WHAT YOU WILL DO: Can you write out the whole listing exactly?

PROVIDED DATA:
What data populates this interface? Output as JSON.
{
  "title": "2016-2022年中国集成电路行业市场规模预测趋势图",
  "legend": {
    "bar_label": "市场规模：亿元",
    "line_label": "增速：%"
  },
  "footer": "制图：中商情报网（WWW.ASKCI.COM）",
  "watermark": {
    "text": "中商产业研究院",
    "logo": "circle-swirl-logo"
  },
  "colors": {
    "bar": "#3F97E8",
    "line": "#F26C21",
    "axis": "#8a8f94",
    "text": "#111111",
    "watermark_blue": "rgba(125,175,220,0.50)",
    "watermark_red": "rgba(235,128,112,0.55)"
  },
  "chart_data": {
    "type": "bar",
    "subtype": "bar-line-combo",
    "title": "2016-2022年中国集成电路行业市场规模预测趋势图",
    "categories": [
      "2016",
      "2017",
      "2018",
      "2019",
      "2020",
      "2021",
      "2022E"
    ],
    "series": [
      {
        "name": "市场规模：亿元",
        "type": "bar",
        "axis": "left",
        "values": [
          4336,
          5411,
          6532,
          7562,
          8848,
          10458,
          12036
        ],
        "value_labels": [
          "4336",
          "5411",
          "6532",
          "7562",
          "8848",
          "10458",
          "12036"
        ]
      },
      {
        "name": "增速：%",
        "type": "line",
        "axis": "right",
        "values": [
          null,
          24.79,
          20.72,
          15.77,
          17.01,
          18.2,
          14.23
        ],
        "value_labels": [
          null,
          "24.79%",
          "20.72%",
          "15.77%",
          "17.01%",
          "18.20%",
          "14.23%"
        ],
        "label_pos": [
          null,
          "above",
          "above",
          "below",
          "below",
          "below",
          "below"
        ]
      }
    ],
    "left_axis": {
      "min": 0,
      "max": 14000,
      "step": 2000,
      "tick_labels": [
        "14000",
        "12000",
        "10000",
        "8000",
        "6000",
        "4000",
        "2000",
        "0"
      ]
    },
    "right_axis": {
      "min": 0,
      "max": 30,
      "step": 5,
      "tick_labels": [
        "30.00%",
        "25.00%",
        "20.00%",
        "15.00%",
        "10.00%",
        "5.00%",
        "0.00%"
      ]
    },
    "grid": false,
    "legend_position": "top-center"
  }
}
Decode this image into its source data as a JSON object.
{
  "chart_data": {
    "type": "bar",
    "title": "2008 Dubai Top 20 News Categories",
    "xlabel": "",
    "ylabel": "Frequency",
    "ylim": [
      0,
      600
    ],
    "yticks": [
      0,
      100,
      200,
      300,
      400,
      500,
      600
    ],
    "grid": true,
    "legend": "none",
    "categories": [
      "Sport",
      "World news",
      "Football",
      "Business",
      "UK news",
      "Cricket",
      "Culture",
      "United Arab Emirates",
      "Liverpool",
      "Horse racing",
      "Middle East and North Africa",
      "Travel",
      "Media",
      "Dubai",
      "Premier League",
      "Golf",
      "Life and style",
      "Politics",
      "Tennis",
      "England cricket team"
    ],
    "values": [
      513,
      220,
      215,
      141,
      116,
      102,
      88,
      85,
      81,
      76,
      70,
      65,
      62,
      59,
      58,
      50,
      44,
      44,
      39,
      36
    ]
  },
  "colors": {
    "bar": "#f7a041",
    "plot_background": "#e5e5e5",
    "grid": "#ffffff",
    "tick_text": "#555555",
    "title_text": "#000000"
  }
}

RESPONSE:
What data populates this interface? Output as JSON.
{
  "title": "2016-2022年中国集成电路行业市场规模预测趋势图",
  "legend": {
    "bar_label": "市场规模：亿元",
    "line_label": "增速：%"
  },
  "footer": "制图：中商情报网（WWW.ASKCI.COM）",
  "watermark": {
    "text": "中商产业研究院",
    "logo": "circle-swirl-logo"
  },
  "colors": {
    "bar": "#3F97E8",
    "line": "#F26C21",
    "axis": "#8a8f94",
    "text": "#111111",
    "watermark_blue": "rgba(125,175,220,0.50)",
    "watermark_red": "rgba(235,128,112,0.55)"
  },
  "chart_data": {
    "type": "bar",
    "subtype": "bar-line-combo",
    "title": "2016-2022年中国集成电路行业市场规模预测趋势图",
    "categories": [
      "2016",
      "2017",
      "2018",
      "2019",
      "2020",
      "2021",
      "2022E"
    ],
    "series": [
      {
        "name": "市场规模：亿元",
        "type": "bar",
        "axis": "left",
        "values": [
          4336,
          5411,
          6532,
          7562,
          8848,
          10458,
          12036
        ],
        "value_labels": [
          "4336",
          "5411",
          "6532",
          "7562",
          "8848",
          "10458",
          "12036"
        ]
      },
      {
        "name": "增速：%",
        "type": "line",
        "axis": "right",
        "values": [
          null,
          24.79,
          20.72,
          15.77,
          17.01,
          18.2,
          14.23
        ],
        "value_labels": [
          null,
          "24.79%",
          "20.72%",
          "15.77%",
          "17.01%",
          "18.20%",
          "14.23%"
        ],
        "label_pos": [
          null,
          "above",
          "above",
          "below",
          "below",
          "below",
          "below"
        ]
      }
    ],
    "left_axis": {
      "min": 0,
      "max": 14000,
      "step": 2000,
      "tick_labels": [
        "14000",
        "12000",
        "10000",
        "8000",
        "6000",
        "4000",
        "2000",
        "0"
      ]
    },
    "right_axis": {
      "min": 0,
      "max": 30,
      "step": 5,
      "tick_labels": [
        "30.00%",
        "25.00%",
        "20.00%",
        "15.00%",
        "10.00%",
        "5.00%",
        "0.00%"
      ]
    },
    "grid": false,
    "legend_position": "top-center"
  }
}
Decode this image into its source data as a JSON object.
{
  "chart_data": {
    "type": "bar",
    "title": "2008 Dubai Top 20 News Categories",
    "xlabel": "",
    "ylabel": "Frequency",
    "ylim": [
      0,
      600
    ],
    "yticks": [
      0,
      100,
      200,
      300,
      400,
      500,
      600
    ],
    "grid": true,
    "legend": "none",
    "categories": [
      "Sport",
      "World news",
      "Football",
      "Business",
      "UK news",
      "Cricket",
      "Culture",
      "United Arab Emirates",
      "Liverpool",
      "Horse racing",
      "Middle East and North Africa",
      "Travel",
      "Media",
      "Dubai",
      "Premier League",
      "Golf",
      "Life and style",
      "Politics",
      "Tennis",
      "England cricket team"
    ],
    "values": [
      513,
      220,
      215,
      141,
      116,
      102,
      88,
      85,
      81,
      76,
      70,
      65,
      62,
      59,
      58,
      50,
      44,
      44,
      39,
      36
    ]
  },
  "colors": {
    "bar": "#f7a041",
    "plot_background": "#e5e5e5",
    "grid": "#ffffff",
    "tick_text": "#555555",
    "title_text": "#000000"
  }
}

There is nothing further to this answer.